— BEGIN Input material —
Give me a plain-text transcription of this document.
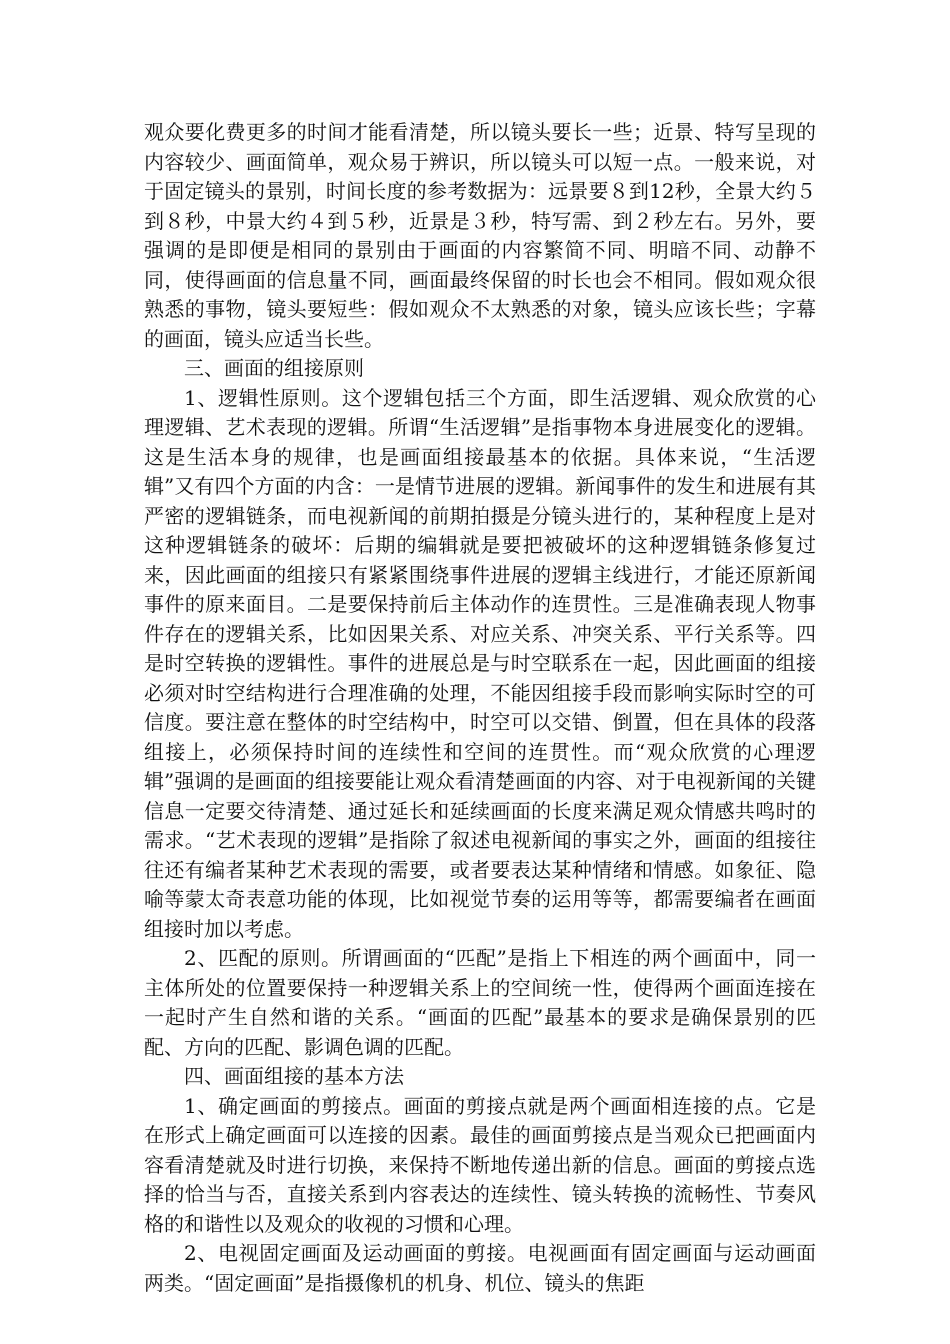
观众要化费更多的时间才能看清楚，所以镜头要长一些；近景、特写呈现的内容较少、画面简单，观众易于辨识，所以镜头可以短一点。一般来说，对于固定镜头的景别，时间长度的参考数据为：远景要８到12秒，全景大约５到８秒，中景大约４到５秒，近景是３秒，特写需、到２秒左右。另外，要强调的是即便是相同的景别由于画面的内容繁简不同、明暗不同、动静不同，使得画面的信息量不同，画面最终保留的时长也会不相同。假如观众很熟悉的事物，镜头要短些：假如观众不太熟悉的对象，镜头应该长些；字幕的画面，镜头应适当长些。

三、画面的组接原则

1、逻辑性原则。这个逻辑包括三个方面，即生活逻辑、观众欣赏的心理逻辑、艺术表现的逻辑。所谓“生活逻辑”是指事物本身进展变化的逻辑。这是生活本身的规律，也是画面组接最基本的依据。具体来说，“生活逻辑”又有四个方面的内含：一是情节进展的逻辑。新闻事件的发生和进展有其严密的逻辑链条，而电视新闻的前期拍摄是分镜头进行的，某种程度上是对这种逻辑链条的破坏：后期的编辑就是要把被破坏的这种逻辑链条修复过来，因此画面的组接只有紧紧围绕事件进展的逻辑主线进行，才能还原新闻事件的原来面目。二是要保持前后主体动作的连贯性。三是准确表现人物事件存在的逻辑关系，比如因果关系、对应关系、冲突关系、平行关系等。四是时空转换的逻辑性。事件的进展总是与时空联系在一起，因此画面的组接必须对时空结构进行合理准确的处理，不能因组接手段而影响实际时空的可信度。要注意在整体的时空结构中，时空可以交错、倒置，但在具体的段落组接上，必须保持时间的连续性和空间的连贯性。而“观众欣赏的心理逻辑”强调的是画面的组接要能让观众看清楚画面的内容、对于电视新闻的关键信息一定要交待清楚、通过延长和延续画面的长度来满足观众情感共鸣时的需求。“艺术表现的逻辑”是指除了叙述电视新闻的事实之外，画面的组接往往还有编者某种艺术表现的需要，或者要表达某种情绪和情感。如象征、隐喻等蒙太奇表意功能的体现，比如视觉节奏的运用等等，都需要编者在画面组接时加以考虑。

2、匹配的原则。所谓画面的“匹配”是指上下相连的两个画面中，同一主体所处的位置要保持一种逻辑关系上的空间统一性，使得两个画面连接在一起时产生自然和谐的关系。“画面的匹配”最基本的要求是确保景别的匹配、方向的匹配、影调色调的匹配。

四、画面组接的基本方法

1、确定画面的剪接点。画面的剪接点就是两个画面相连接的点。它是在形式上确定画面可以连接的因素。最佳的画面剪接点是当观众已把画面内容看清楚就及时进行切换，来保持不断地传递出新的信息。画面的剪接点选择的恰当与否，直接关系到内容表达的连续性、镜头转换的流畅性、节奏风格的和谐性以及观众的收视的习惯和心理。

2、电视固定画面及运动画面的剪接。电视画面有固定画面与运动画面两类。“固定画面”是指摄像机的机身、机位、镜头的焦距
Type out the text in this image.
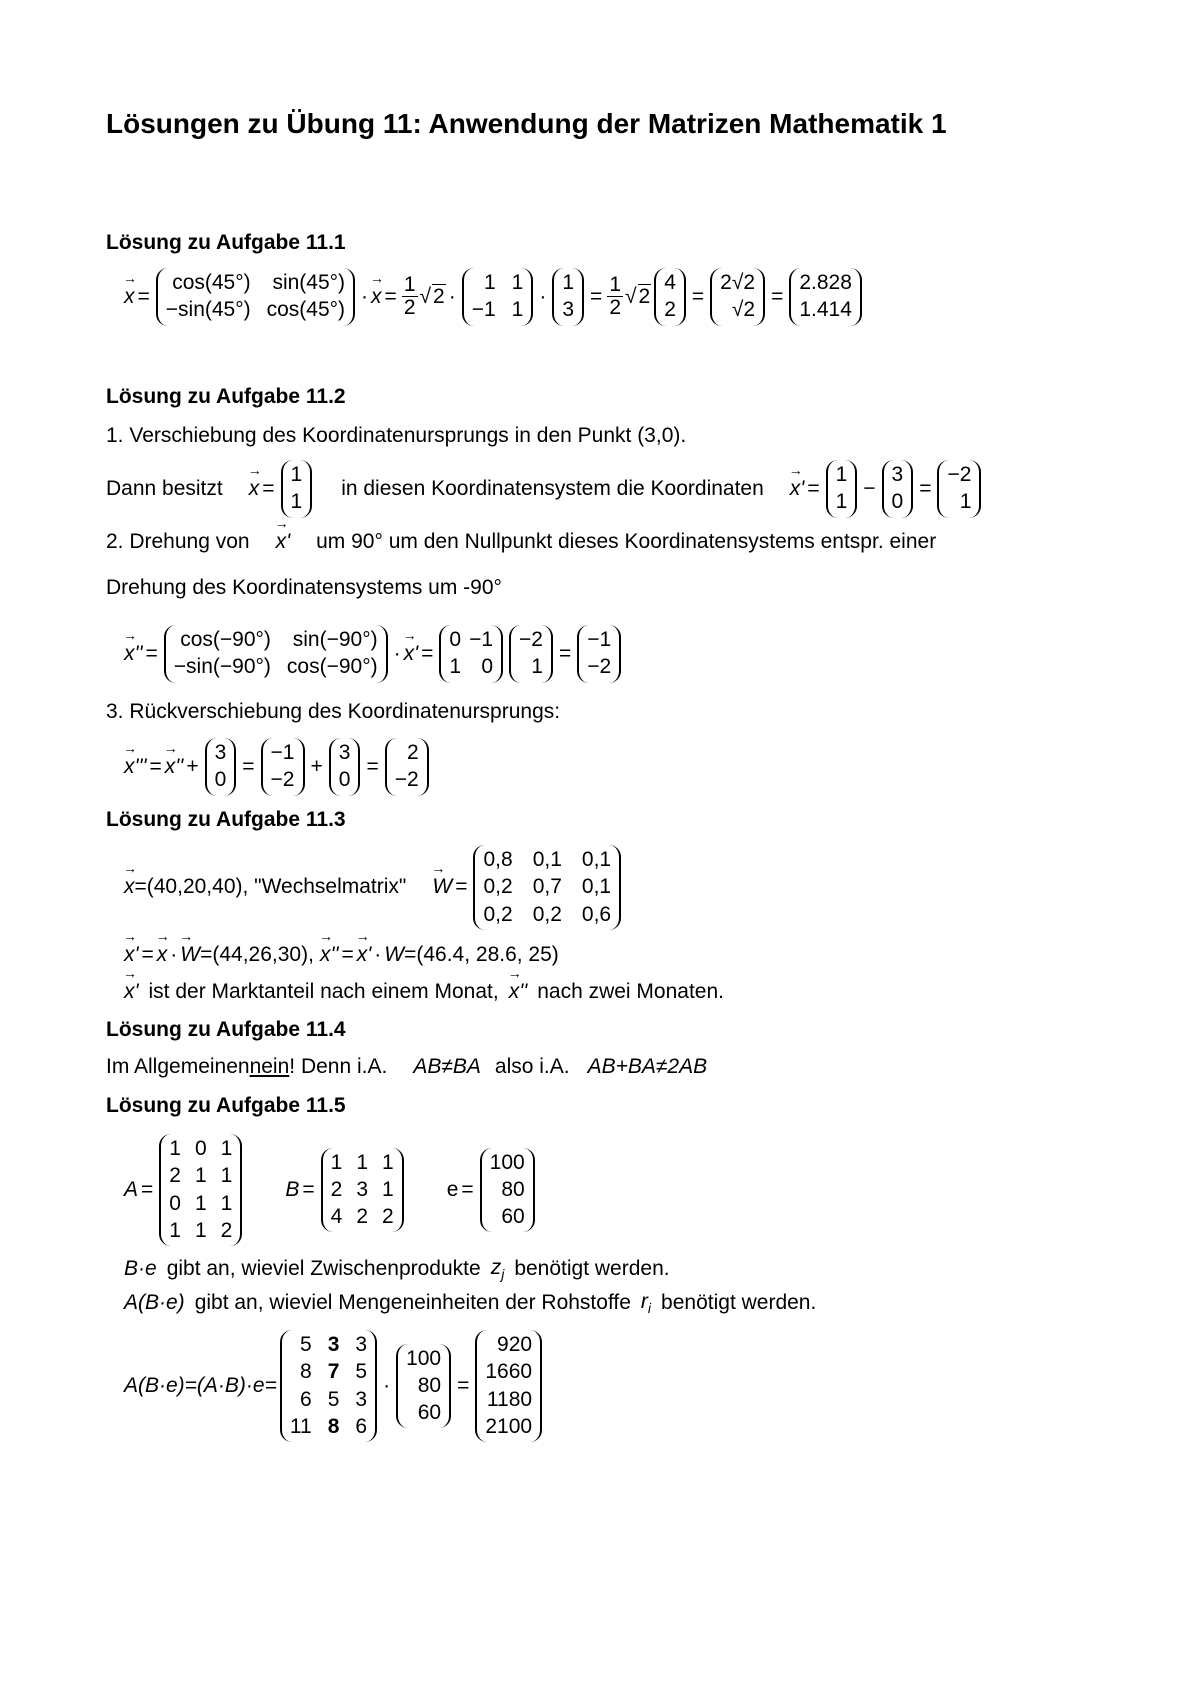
Lösungen zu Übung 11: Anwendung der Matrizen Mathematik 1
Lösung zu Aufgabe 11.1
→ x =
cos(45°) sin(45°)
−sin(45°) cos(45°)
· → $x = \frac{1}{2}$ √ 2 ·
1 1
−1 1
·
1
3
= $\frac{1}{2}$ √ 2
4
2
=
2√2
√2
=
2.828
1.414
Lösung zu Aufgabe 11.2
1. Verschiebung des Koordinatenursprungs in den Punkt (3,0).
Dann besitzt → x =
1
1
in diesen Koordinatensystem die Koordinaten → x' =
1
1
−
3
0
=
−2
1
2. Drehung von → x' um 90° um den Nullpunkt dieses Koordinatensystems entspr. einer
Drehung des Koordinatensystems um -90°
→ x'' =
cos(−90°) sin(−90°)
−sin(−90°) cos(−90°)
· → x' =
0 −1
1 0
−2
1
=
−1
−2
3. Rückverschiebung des Koordinatenursprungs:
→ x''' = → x'' +
3
0
=
−1
−2
+
3
0
=
2
−2
Lösung zu Aufgabe 11.3
→ x =(40,20,40), "Wechselmatrix" → W =
0,8 0,1 0,1
0,2 0,7 0,1
0,2 0,2 0,6
→ x' = → x · → W =(44,26,30), → x'' = → x' · W =(46.4, 28.6, 25)
→ x' ist der Marktanteil nach einem Monat, → x'' nach zwei Monaten.
Lösung zu Aufgabe 11.4
Im Allgemeinen nein ! Denn i.A. AB≠BA also i.A. AB+BA≠2AB
Lösung zu Aufgabe 11.5
A =
1 0 1
2 1 1
0 1 1
1 1 2
B =
1 1 1
2 3 1
4 2 2
e =
100
80
60
B·e gibt an, wieviel Zwischenprodukte $z_j$ benötigt werden.
A(B·e) gibt an, wieviel Mengeneinheiten der Rohstoffe $r_i$ benötigt werden.
A(B·e)=(A·B)·e=
5 3 3
8 7 5
6 5 3
11 8 6
·
100
80
60
=
920
1660
1180
2100
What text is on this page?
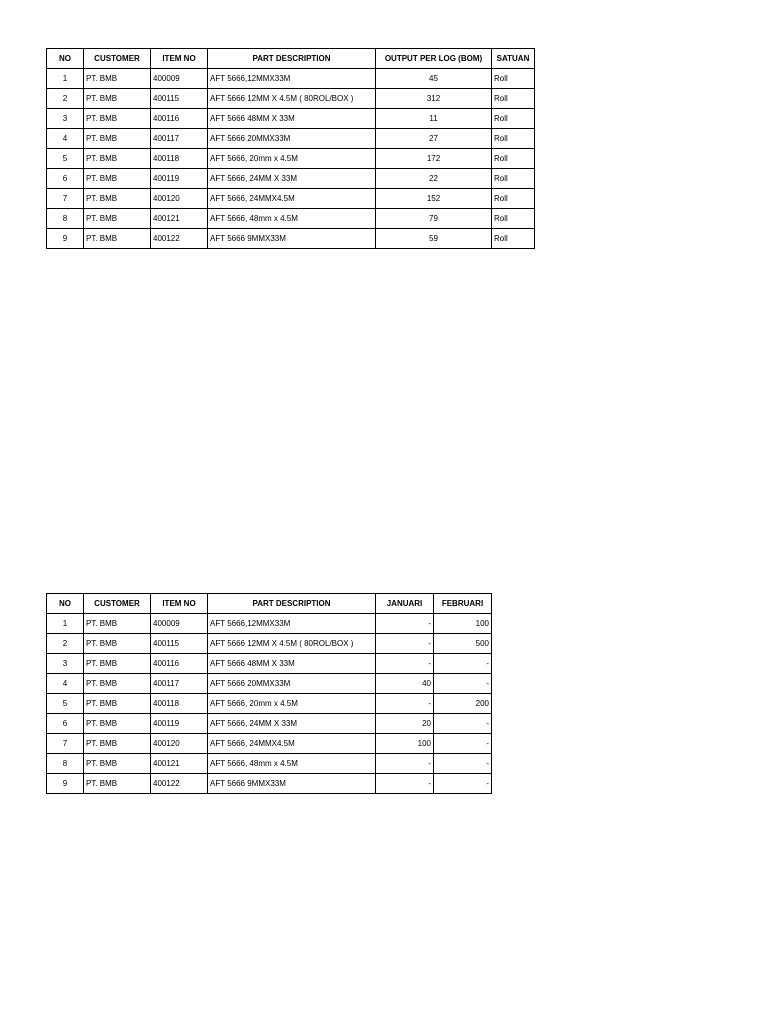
NO	CUSTOMER	ITEM NO	PART DESCRIPTION	OUTPUT PER LOG (BOM)	SATUAN
1	PT. BMB	400009	AFT 5666,12MMX33M	45	Roll
2	PT. BMB	400115	AFT 5666 12MM X 4.5M ( 80ROL/BOX )	312	Roll
3	PT. BMB	400116	AFT 5666 48MM X 33M	11	Roll
4	PT. BMB	400117	AFT 5666 20MMX33M	27	Roll
5	PT. BMB	400118	AFT 5666, 20mm x 4.5M	172	Roll
6	PT. BMB	400119	AFT 5666, 24MM X 33M	22	Roll
7	PT. BMB	400120	AFT 5666, 24MMX4.5M	152	Roll
8	PT. BMB	400121	AFT 5666, 48mm x 4.5M	79	Roll
9	PT. BMB	400122	AFT 5666 9MMX33M	59	Roll
NO	CUSTOMER	ITEM NO	PART DESCRIPTION	JANUARI	FEBRUARI
1	PT. BMB	400009	AFT 5666,12MMX33M	-	100
2	PT. BMB	400115	AFT 5666 12MM X 4.5M ( 80ROL/BOX )	-	500
3	PT. BMB	400116	AFT 5666 48MM X 33M	-	-
4	PT. BMB	400117	AFT 5666 20MMX33M	40	-
5	PT. BMB	400118	AFT 5666, 20mm x 4.5M	-	200
6	PT. BMB	400119	AFT 5666, 24MM X 33M	20	-
7	PT. BMB	400120	AFT 5666, 24MMX4.5M	100	-
8	PT. BMB	400121	AFT 5666, 48mm x 4.5M	-	-
9	PT. BMB	400122	AFT 5666 9MMX33M	-	-
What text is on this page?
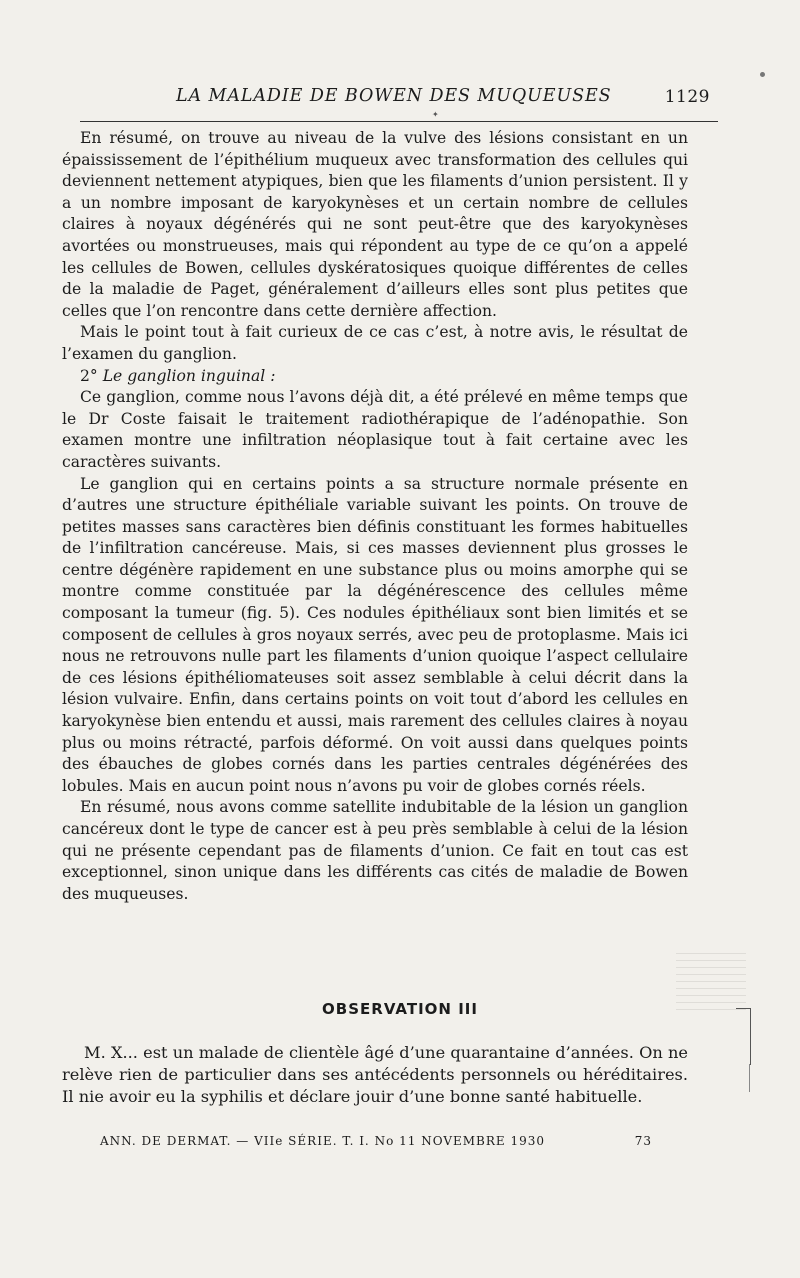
LA MALADIE DE BOWEN DES MUQUEUSES	1129
✦

En résumé, on trouve au niveau de la vulve des lésions consistant en un épaississement de l’épithélium muqueux avec transformation des cellules qui deviennent nettement atypiques, bien que les filaments d’union persistent. Il y a un nombre imposant de karyokynèses et un certain nombre de cellules claires à noyaux dégénérés qui ne sont peut-être que des karyokynèses avortées ou monstrueuses, mais qui répondent au type de ce qu’on a appelé les cellules de Bowen, cellules dyskératosiques quoique différentes de celles de la maladie de Paget, généralement d’ailleurs elles sont plus petites que celles que l’on rencontre dans cette dernière affection.

Mais le point tout à fait curieux de ce cas c’est, à notre avis, le résultat de l’examen du ganglion.

2° Le ganglion inguinal :

Ce ganglion, comme nous l’avons déjà dit, a été prélevé en même temps que le Dr Coste faisait le traitement radiothérapique de l’adénopathie. Son examen montre une infiltration néoplasique tout à fait certaine avec les caractères suivants.

Le ganglion qui en certains points a sa structure normale présente en d’autres une structure épithéliale variable suivant les points. On trouve de petites masses sans caractères bien définis constituant les formes habituelles de l’infiltration cancéreuse. Mais, si ces masses deviennent plus grosses le centre dégénère rapidement en une substance plus ou moins amorphe qui se montre comme constituée par la dégénérescence des cellules même composant la tumeur (fig. 5). Ces nodules épithéliaux sont bien limités et se composent de cellules à gros noyaux serrés, avec peu de protoplasme. Mais ici nous ne retrouvons nulle part les filaments d’union quoique l’aspect cellulaire de ces lésions épithéliomateuses soit assez semblable à celui décrit dans la lésion vulvaire. Enfin, dans certains points on voit tout d’abord les cellules en karyokynèse bien entendu et aussi, mais rarement des cellules claires à noyau plus ou moins rétracté, parfois déformé. On voit aussi dans quelques points des ébauches de globes cornés dans les parties centrales dégénérées des lobules. Mais en aucun point nous n’avons pu voir de globes cornés réels.

En résumé, nous avons comme satellite indubitable de la lésion un ganglion cancéreux dont le type de cancer est à peu près semblable à celui de la lésion qui ne présente cependant pas de filaments d’union. Ce fait en tout cas est exceptionnel, sinon unique dans les différents cas cités de maladie de Bowen des muqueuses.

OBSERVATION III

M. X... est un malade de clientèle âgé d’une quarantaine d’années. On ne relève rien de particulier dans ses antécédents personnels ou héréditaires. Il nie avoir eu la syphilis et déclare jouir d’une bonne santé habituelle.

ANN. DE DERMAT. — VIIe SÉRIE. T. I. No 11 NOVEMBRE 1930	73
— END Input material —
Your goal: Filter the entries above down to the lines containing the word "text".

Task result:
Give me a plain-text transcription of this document.
Type out the text in this image.
What text is on this page?
What text is on this page?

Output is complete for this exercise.